(Stored data)

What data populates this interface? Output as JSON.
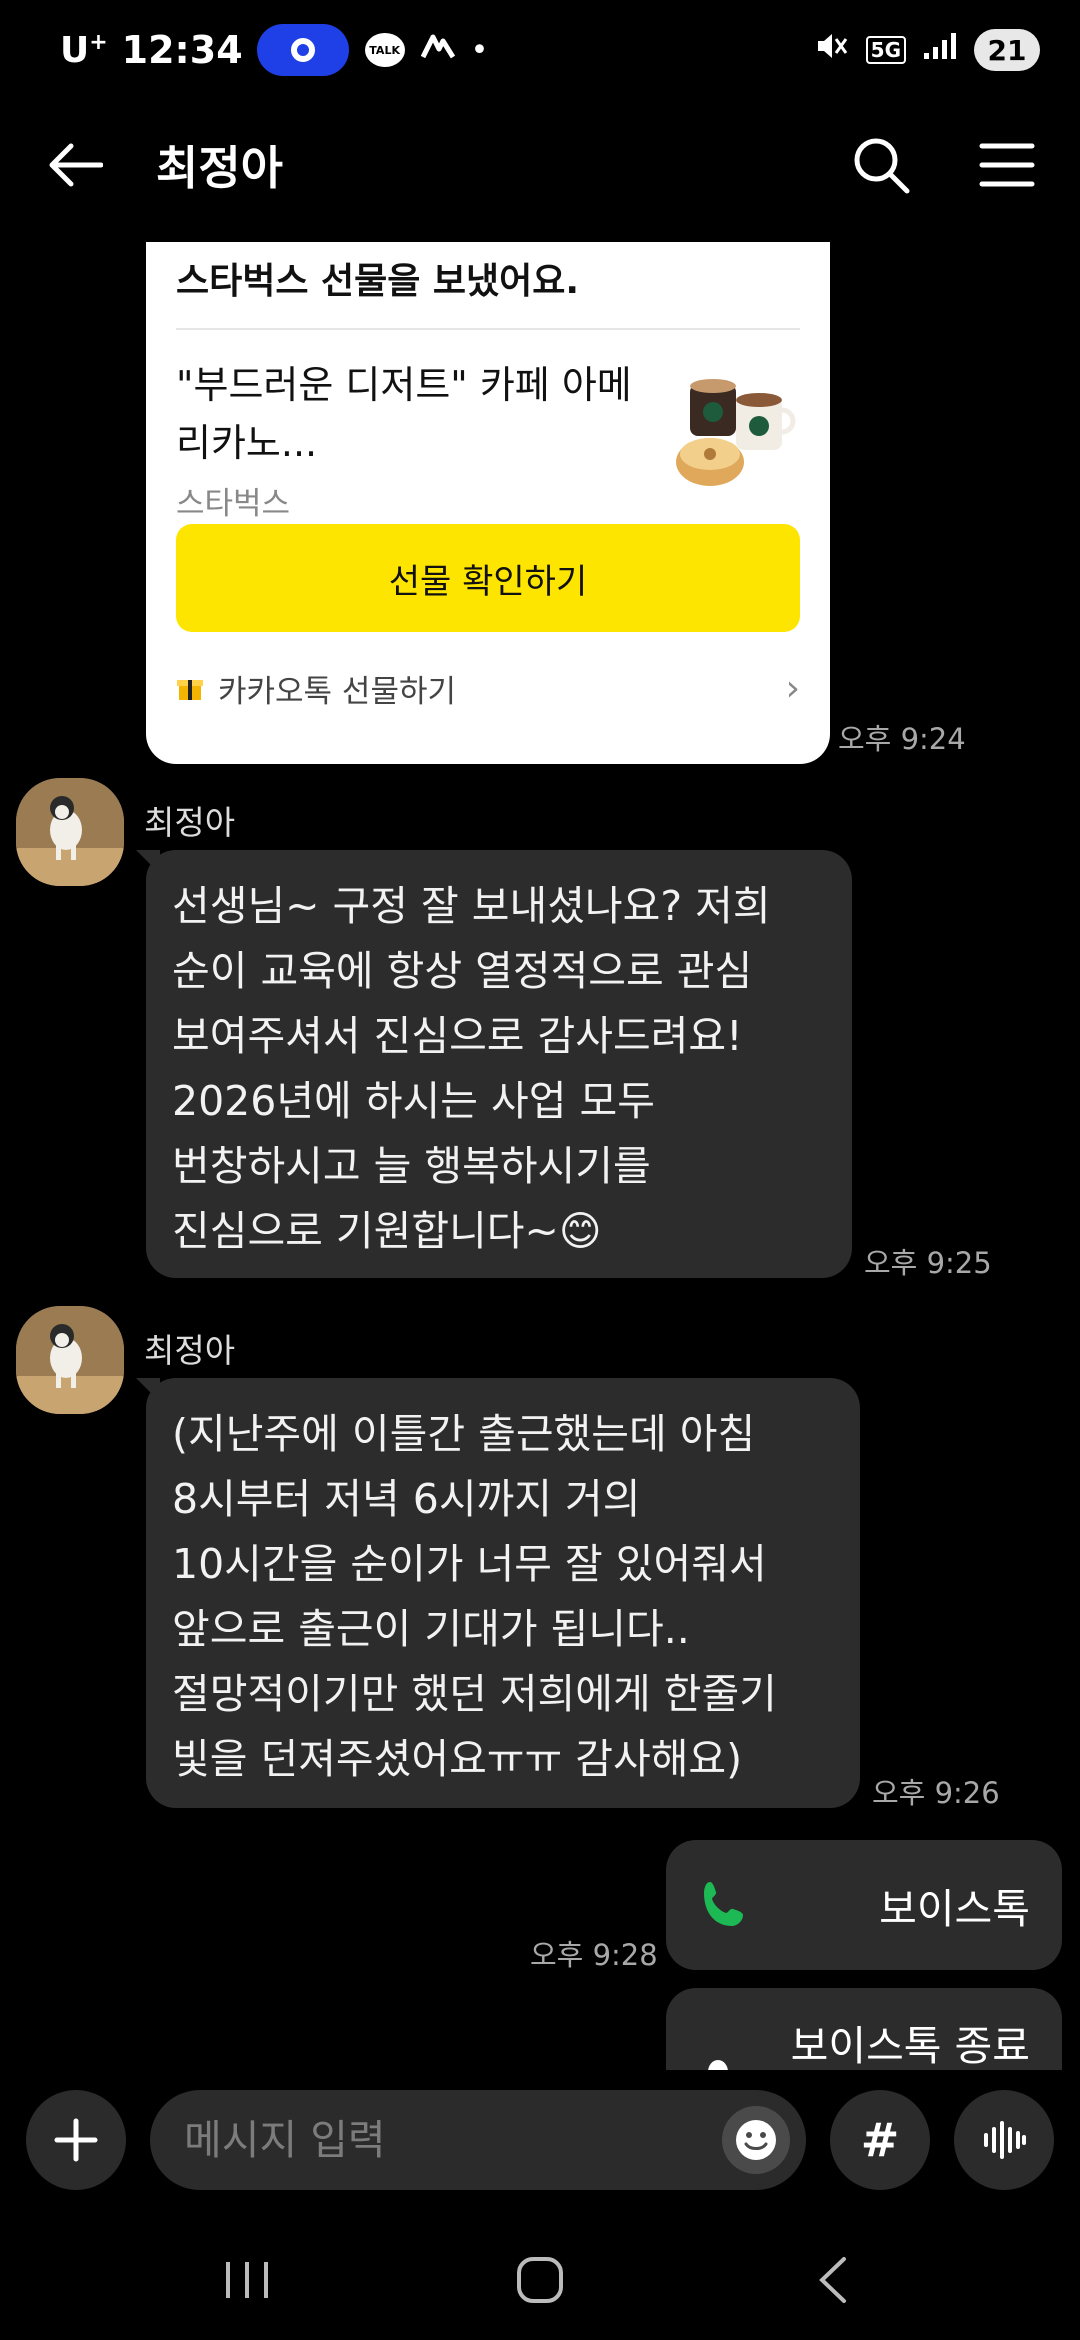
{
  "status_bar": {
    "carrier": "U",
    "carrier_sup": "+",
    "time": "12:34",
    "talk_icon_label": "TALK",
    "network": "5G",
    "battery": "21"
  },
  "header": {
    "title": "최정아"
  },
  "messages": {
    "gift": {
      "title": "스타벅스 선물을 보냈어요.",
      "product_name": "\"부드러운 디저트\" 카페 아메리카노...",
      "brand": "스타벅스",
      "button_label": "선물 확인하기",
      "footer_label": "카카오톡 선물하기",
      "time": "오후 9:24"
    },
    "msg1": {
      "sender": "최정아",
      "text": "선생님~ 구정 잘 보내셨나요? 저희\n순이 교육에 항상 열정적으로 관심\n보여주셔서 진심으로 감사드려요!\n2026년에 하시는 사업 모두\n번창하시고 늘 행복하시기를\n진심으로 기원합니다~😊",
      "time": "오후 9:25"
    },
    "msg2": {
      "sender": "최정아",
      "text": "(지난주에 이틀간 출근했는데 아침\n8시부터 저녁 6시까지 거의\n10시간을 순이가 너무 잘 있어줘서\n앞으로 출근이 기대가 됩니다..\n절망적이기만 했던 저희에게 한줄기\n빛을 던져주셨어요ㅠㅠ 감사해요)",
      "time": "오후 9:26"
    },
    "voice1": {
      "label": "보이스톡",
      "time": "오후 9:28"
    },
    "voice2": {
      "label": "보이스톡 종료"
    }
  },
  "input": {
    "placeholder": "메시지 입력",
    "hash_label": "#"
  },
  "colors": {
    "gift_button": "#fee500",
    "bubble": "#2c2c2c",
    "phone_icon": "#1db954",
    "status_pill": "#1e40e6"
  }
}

* * *

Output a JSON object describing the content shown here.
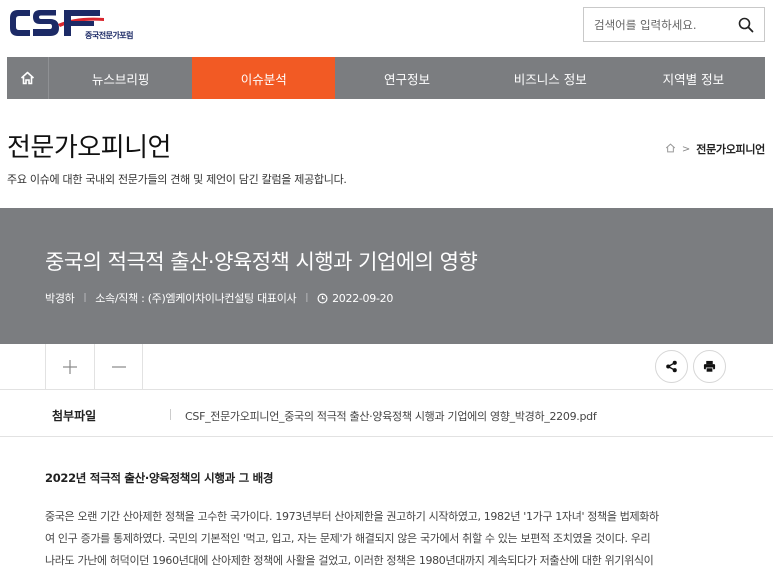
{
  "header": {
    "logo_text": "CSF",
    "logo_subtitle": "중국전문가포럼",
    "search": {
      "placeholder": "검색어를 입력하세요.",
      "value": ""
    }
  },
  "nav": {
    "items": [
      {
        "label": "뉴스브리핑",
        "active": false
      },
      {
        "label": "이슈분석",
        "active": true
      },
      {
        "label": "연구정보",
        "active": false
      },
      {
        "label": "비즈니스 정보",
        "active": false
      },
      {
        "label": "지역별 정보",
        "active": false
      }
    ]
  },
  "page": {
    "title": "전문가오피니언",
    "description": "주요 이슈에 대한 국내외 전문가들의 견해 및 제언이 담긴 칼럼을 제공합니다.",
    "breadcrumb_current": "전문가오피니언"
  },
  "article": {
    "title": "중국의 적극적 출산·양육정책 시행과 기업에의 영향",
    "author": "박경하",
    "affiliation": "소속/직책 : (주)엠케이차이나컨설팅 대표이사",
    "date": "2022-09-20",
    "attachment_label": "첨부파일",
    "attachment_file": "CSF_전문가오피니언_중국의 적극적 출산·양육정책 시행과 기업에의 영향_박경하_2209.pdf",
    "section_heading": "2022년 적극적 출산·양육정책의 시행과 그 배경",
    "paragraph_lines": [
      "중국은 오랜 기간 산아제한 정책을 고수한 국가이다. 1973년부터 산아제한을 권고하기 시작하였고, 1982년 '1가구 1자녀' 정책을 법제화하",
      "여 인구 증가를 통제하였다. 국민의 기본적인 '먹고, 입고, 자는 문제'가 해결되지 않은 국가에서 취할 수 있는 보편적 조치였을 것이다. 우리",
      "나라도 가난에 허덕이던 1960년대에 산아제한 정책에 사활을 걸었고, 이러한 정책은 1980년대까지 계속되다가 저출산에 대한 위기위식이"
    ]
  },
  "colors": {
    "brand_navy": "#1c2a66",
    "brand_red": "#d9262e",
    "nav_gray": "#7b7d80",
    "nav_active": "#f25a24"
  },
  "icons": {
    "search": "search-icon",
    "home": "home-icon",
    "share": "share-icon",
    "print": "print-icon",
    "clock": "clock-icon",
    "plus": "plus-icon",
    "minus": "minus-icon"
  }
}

--

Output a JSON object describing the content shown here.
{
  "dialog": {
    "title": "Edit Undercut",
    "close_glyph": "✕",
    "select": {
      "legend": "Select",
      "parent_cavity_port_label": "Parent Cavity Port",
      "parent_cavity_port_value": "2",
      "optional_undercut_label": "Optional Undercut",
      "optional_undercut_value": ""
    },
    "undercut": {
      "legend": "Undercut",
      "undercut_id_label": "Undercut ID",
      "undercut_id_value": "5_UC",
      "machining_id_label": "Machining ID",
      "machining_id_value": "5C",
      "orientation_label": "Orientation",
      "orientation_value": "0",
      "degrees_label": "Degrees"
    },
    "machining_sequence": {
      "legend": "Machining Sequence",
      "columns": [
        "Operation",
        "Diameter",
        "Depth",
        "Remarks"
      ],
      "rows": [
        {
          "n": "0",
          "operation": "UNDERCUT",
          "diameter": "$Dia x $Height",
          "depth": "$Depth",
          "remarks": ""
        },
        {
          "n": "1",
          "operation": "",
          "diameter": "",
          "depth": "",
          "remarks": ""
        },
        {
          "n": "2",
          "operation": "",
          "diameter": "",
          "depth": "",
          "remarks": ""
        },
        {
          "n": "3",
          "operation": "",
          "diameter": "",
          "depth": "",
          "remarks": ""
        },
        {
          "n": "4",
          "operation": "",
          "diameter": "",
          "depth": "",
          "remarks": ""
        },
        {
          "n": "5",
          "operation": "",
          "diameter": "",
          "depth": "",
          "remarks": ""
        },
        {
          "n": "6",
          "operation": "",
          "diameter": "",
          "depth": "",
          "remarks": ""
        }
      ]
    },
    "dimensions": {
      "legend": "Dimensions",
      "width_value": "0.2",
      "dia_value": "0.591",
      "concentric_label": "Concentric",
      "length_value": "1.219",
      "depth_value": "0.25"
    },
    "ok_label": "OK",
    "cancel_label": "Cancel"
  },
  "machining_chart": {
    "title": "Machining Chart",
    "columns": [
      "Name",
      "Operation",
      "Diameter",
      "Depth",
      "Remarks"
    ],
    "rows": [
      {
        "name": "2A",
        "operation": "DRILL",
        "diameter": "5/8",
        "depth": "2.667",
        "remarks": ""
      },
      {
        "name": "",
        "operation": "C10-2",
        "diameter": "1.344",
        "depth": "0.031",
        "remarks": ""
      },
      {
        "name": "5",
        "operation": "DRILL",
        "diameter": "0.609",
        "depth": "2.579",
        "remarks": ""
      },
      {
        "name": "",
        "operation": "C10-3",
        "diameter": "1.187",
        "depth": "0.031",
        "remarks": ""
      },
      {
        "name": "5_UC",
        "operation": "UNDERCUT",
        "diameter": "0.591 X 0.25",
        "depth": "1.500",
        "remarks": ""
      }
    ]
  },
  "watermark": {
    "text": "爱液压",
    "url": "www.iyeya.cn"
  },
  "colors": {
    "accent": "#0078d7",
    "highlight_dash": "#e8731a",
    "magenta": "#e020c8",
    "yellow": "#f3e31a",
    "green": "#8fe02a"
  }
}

Task
Gather each line holding the string "산아제한".

The answer
      "중국은 오랜 기간 산아제한 정책을 고수한 국가이다. 1973년부터 산아제한을 권고하기 시작하였고, 1982년 '1가구 1자녀' 정책을 법제화하",
      "나라도 가난에 허덕이던 1960년대에 산아제한 정책에 사활을 걸었고, 이러한 정책은 1980년대까지 계속되다가 저출산에 대한 위기위식이"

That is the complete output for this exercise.